* _Dataset entries_

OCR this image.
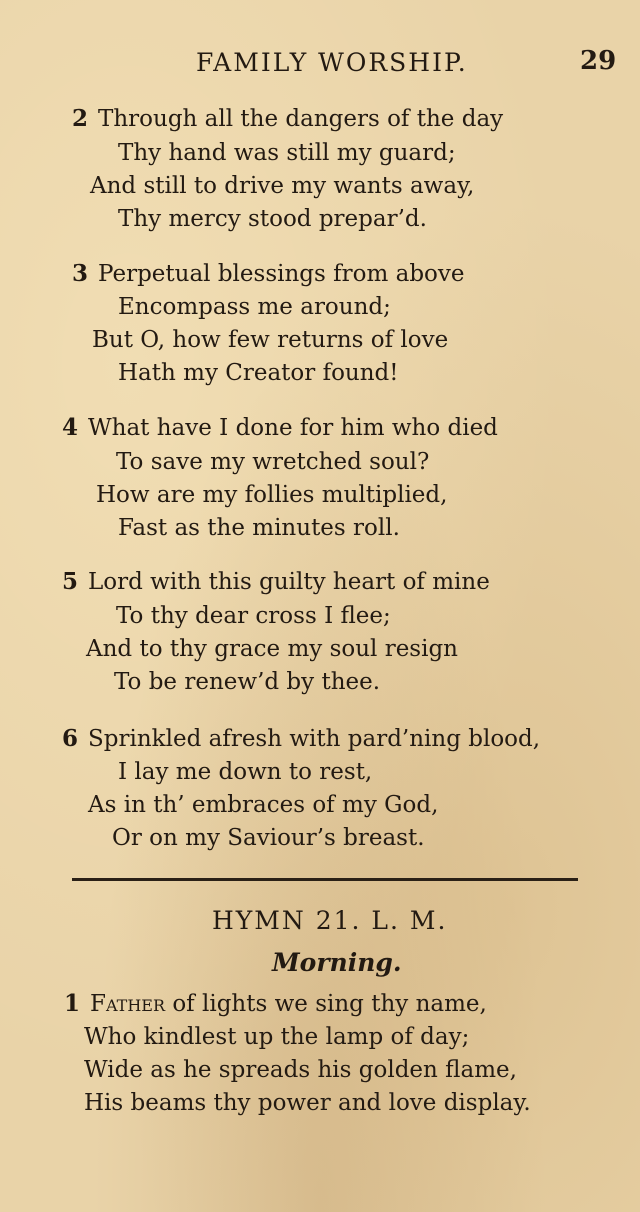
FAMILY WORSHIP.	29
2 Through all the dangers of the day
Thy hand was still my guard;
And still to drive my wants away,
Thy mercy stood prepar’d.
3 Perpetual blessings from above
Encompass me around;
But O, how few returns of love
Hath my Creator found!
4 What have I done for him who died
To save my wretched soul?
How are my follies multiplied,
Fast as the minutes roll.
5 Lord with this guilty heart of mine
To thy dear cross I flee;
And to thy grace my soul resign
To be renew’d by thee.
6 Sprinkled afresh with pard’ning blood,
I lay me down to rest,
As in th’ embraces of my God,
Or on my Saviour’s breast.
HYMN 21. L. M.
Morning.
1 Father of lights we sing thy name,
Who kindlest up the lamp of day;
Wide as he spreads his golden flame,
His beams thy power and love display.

* _Instruction_
Write out the listing above exactly as it stands, pictures excluded.

* _The result_
OCR this image.
FAMILY WORSHIP.	29
2 Through all the dangers of the day
Thy hand was still my guard;
And still to drive my wants away,
Thy mercy stood prepar’d.
3 Perpetual blessings from above
Encompass me around;
But O, how few returns of love
Hath my Creator found!
4 What have I done for him who died
To save my wretched soul?
How are my follies multiplied,
Fast as the minutes roll.
5 Lord with this guilty heart of mine
To thy dear cross I flee;
And to thy grace my soul resign
To be renew’d by thee.
6 Sprinkled afresh with pard’ning blood,
I lay me down to rest,
As in th’ embraces of my God,
Or on my Saviour’s breast.
HYMN 21. L. M.
Morning.
1 Father of lights we sing thy name,
Who kindlest up the lamp of day;
Wide as he spreads his golden flame,
His beams thy power and love display.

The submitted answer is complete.